Each entry below is to be extracted exactly.

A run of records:
****
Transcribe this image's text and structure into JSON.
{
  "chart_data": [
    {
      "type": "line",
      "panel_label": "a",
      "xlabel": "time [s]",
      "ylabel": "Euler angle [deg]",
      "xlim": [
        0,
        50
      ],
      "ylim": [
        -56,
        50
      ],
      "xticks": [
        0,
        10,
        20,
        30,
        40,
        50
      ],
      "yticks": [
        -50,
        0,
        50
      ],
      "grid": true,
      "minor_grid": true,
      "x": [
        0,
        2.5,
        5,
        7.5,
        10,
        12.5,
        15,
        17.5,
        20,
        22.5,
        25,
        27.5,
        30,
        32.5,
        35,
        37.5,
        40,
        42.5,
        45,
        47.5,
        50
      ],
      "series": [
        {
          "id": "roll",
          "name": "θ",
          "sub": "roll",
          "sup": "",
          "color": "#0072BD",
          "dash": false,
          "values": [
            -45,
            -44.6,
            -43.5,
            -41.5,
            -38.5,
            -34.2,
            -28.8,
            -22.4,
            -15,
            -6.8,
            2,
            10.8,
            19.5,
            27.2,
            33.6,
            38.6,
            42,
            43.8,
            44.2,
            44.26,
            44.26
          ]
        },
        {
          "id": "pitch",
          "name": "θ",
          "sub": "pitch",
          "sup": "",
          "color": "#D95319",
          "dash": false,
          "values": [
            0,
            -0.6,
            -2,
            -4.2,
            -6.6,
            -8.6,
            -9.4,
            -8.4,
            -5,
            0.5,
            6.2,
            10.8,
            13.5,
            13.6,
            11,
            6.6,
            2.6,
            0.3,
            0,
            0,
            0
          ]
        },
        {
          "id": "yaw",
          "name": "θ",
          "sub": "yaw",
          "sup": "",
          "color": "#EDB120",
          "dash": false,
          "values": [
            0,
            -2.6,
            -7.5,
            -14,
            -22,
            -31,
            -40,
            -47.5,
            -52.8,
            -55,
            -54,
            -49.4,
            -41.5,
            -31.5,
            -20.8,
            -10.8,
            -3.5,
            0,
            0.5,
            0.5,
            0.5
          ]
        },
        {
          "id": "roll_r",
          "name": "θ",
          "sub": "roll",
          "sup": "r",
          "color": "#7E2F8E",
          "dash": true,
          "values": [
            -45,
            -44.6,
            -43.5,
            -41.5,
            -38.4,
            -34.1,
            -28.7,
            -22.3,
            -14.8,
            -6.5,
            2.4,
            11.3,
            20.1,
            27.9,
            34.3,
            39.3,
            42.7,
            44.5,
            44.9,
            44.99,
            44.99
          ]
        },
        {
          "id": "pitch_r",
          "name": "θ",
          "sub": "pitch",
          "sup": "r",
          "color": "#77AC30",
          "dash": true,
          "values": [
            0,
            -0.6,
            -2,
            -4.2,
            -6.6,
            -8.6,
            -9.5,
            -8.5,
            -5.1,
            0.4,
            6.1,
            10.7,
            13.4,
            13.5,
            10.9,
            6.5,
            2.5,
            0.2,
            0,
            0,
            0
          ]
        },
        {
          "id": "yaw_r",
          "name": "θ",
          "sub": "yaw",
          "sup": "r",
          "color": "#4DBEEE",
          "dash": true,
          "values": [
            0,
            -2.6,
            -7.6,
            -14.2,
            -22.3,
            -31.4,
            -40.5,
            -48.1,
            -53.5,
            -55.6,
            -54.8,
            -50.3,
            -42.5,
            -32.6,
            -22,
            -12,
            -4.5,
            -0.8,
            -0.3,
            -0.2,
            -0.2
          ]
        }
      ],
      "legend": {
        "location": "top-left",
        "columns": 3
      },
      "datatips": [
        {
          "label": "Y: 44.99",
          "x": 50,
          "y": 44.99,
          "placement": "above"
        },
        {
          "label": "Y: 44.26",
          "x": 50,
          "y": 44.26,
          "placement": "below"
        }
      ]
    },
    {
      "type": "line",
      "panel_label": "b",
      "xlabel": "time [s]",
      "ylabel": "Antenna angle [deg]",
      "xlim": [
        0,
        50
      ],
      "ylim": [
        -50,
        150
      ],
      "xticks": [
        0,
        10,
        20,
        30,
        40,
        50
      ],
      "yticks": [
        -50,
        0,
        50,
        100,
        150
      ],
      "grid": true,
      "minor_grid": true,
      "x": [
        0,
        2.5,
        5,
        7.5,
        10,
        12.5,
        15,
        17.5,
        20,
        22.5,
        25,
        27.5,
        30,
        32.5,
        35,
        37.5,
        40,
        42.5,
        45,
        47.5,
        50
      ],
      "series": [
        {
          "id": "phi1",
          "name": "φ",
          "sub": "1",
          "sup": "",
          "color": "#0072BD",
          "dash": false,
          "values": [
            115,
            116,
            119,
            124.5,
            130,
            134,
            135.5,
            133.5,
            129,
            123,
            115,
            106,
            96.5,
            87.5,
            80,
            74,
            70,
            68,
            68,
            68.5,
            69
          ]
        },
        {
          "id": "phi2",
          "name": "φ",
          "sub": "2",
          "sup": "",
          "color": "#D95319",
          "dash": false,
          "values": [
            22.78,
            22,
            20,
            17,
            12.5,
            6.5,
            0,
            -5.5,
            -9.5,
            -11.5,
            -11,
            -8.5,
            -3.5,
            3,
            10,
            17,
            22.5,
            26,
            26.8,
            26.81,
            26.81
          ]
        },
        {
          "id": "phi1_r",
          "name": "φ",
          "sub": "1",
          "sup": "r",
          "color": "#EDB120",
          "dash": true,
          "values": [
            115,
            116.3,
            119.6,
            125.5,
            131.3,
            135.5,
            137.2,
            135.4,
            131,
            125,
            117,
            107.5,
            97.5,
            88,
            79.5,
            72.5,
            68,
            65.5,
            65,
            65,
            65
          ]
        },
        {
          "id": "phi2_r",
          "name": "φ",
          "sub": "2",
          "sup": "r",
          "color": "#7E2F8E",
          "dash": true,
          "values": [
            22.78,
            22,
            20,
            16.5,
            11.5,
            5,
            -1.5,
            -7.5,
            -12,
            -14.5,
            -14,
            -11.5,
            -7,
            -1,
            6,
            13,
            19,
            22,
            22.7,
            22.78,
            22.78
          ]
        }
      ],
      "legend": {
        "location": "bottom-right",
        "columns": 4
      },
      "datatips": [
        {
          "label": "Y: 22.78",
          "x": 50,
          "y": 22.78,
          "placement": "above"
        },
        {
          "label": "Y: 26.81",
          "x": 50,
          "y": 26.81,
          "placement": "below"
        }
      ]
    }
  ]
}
****
▸ **Answer for this exercise**
Transcribe this image's text and structure into JSON.
{
  "chart_data": [
    {
      "type": "line",
      "panel_label": "a",
      "xlabel": "time [s]",
      "ylabel": "Euler angle [deg]",
      "xlim": [
        0,
        50
      ],
      "ylim": [
        -56,
        50
      ],
      "xticks": [
        0,
        10,
        20,
        30,
        40,
        50
      ],
      "yticks": [
        -50,
        0,
        50
      ],
      "grid": true,
      "minor_grid": true,
      "x": [
        0,
        2.5,
        5,
        7.5,
        10,
        12.5,
        15,
        17.5,
        20,
        22.5,
        25,
        27.5,
        30,
        32.5,
        35,
        37.5,
        40,
        42.5,
        45,
        47.5,
        50
      ],
      "series": [
        {
          "id": "roll",
          "name": "θ",
          "sub": "roll",
          "sup": "",
          "color": "#0072BD",
          "dash": false,
          "values": [
            -45,
            -44.6,
            -43.5,
            -41.5,
            -38.5,
            -34.2,
            -28.8,
            -22.4,
            -15,
            -6.8,
            2,
            10.8,
            19.5,
            27.2,
            33.6,
            38.6,
            42,
            43.8,
            44.2,
            44.26,
            44.26
          ]
        },
        {
          "id": "pitch",
          "name": "θ",
          "sub": "pitch",
          "sup": "",
          "color": "#D95319",
          "dash": false,
          "values": [
            0,
            -0.6,
            -2,
            -4.2,
            -6.6,
            -8.6,
            -9.4,
            -8.4,
            -5,
            0.5,
            6.2,
            10.8,
            13.5,
            13.6,
            11,
            6.6,
            2.6,
            0.3,
            0,
            0,
            0
          ]
        },
        {
          "id": "yaw",
          "name": "θ",
          "sub": "yaw",
          "sup": "",
          "color": "#EDB120",
          "dash": false,
          "values": [
            0,
            -2.6,
            -7.5,
            -14,
            -22,
            -31,
            -40,
            -47.5,
            -52.8,
            -55,
            -54,
            -49.4,
            -41.5,
            -31.5,
            -20.8,
            -10.8,
            -3.5,
            0,
            0.5,
            0.5,
            0.5
          ]
        },
        {
          "id": "roll_r",
          "name": "θ",
          "sub": "roll",
          "sup": "r",
          "color": "#7E2F8E",
          "dash": true,
          "values": [
            -45,
            -44.6,
            -43.5,
            -41.5,
            -38.4,
            -34.1,
            -28.7,
            -22.3,
            -14.8,
            -6.5,
            2.4,
            11.3,
            20.1,
            27.9,
            34.3,
            39.3,
            42.7,
            44.5,
            44.9,
            44.99,
            44.99
          ]
        },
        {
          "id": "pitch_r",
          "name": "θ",
          "sub": "pitch",
          "sup": "r",
          "color": "#77AC30",
          "dash": true,
          "values": [
            0,
            -0.6,
            -2,
            -4.2,
            -6.6,
            -8.6,
            -9.5,
            -8.5,
            -5.1,
            0.4,
            6.1,
            10.7,
            13.4,
            13.5,
            10.9,
            6.5,
            2.5,
            0.2,
            0,
            0,
            0
          ]
        },
        {
          "id": "yaw_r",
          "name": "θ",
          "sub": "yaw",
          "sup": "r",
          "color": "#4DBEEE",
          "dash": true,
          "values": [
            0,
            -2.6,
            -7.6,
            -14.2,
            -22.3,
            -31.4,
            -40.5,
            -48.1,
            -53.5,
            -55.6,
            -54.8,
            -50.3,
            -42.5,
            -32.6,
            -22,
            -12,
            -4.5,
            -0.8,
            -0.3,
            -0.2,
            -0.2
          ]
        }
      ],
      "legend": {
        "location": "top-left",
        "columns": 3
      },
      "datatips": [
        {
          "label": "Y: 44.99",
          "x": 50,
          "y": 44.99,
          "placement": "above"
        },
        {
          "label": "Y: 44.26",
          "x": 50,
          "y": 44.26,
          "placement": "below"
        }
      ]
    },
    {
      "type": "line",
      "panel_label": "b",
      "xlabel": "time [s]",
      "ylabel": "Antenna angle [deg]",
      "xlim": [
        0,
        50
      ],
      "ylim": [
        -50,
        150
      ],
      "xticks": [
        0,
        10,
        20,
        30,
        40,
        50
      ],
      "yticks": [
        -50,
        0,
        50,
        100,
        150
      ],
      "grid": true,
      "minor_grid": true,
      "x": [
        0,
        2.5,
        5,
        7.5,
        10,
        12.5,
        15,
        17.5,
        20,
        22.5,
        25,
        27.5,
        30,
        32.5,
        35,
        37.5,
        40,
        42.5,
        45,
        47.5,
        50
      ],
      "series": [
        {
          "id": "phi1",
          "name": "φ",
          "sub": "1",
          "sup": "",
          "color": "#0072BD",
          "dash": false,
          "values": [
            115,
            116,
            119,
            124.5,
            130,
            134,
            135.5,
            133.5,
            129,
            123,
            115,
            106,
            96.5,
            87.5,
            80,
            74,
            70,
            68,
            68,
            68.5,
            69
          ]
        },
        {
          "id": "phi2",
          "name": "φ",
          "sub": "2",
          "sup": "",
          "color": "#D95319",
          "dash": false,
          "values": [
            22.78,
            22,
            20,
            17,
            12.5,
            6.5,
            0,
            -5.5,
            -9.5,
            -11.5,
            -11,
            -8.5,
            -3.5,
            3,
            10,
            17,
            22.5,
            26,
            26.8,
            26.81,
            26.81
          ]
        },
        {
          "id": "phi1_r",
          "name": "φ",
          "sub": "1",
          "sup": "r",
          "color": "#EDB120",
          "dash": true,
          "values": [
            115,
            116.3,
            119.6,
            125.5,
            131.3,
            135.5,
            137.2,
            135.4,
            131,
            125,
            117,
            107.5,
            97.5,
            88,
            79.5,
            72.5,
            68,
            65.5,
            65,
            65,
            65
          ]
        },
        {
          "id": "phi2_r",
          "name": "φ",
          "sub": "2",
          "sup": "r",
          "color": "#7E2F8E",
          "dash": true,
          "values": [
            22.78,
            22,
            20,
            16.5,
            11.5,
            5,
            -1.5,
            -7.5,
            -12,
            -14.5,
            -14,
            -11.5,
            -7,
            -1,
            6,
            13,
            19,
            22,
            22.7,
            22.78,
            22.78
          ]
        }
      ],
      "legend": {
        "location": "bottom-right",
        "columns": 4
      },
      "datatips": [
        {
          "label": "Y: 22.78",
          "x": 50,
          "y": 22.78,
          "placement": "above"
        },
        {
          "label": "Y: 26.81",
          "x": 50,
          "y": 26.81,
          "placement": "below"
        }
      ]
    }
  ]
}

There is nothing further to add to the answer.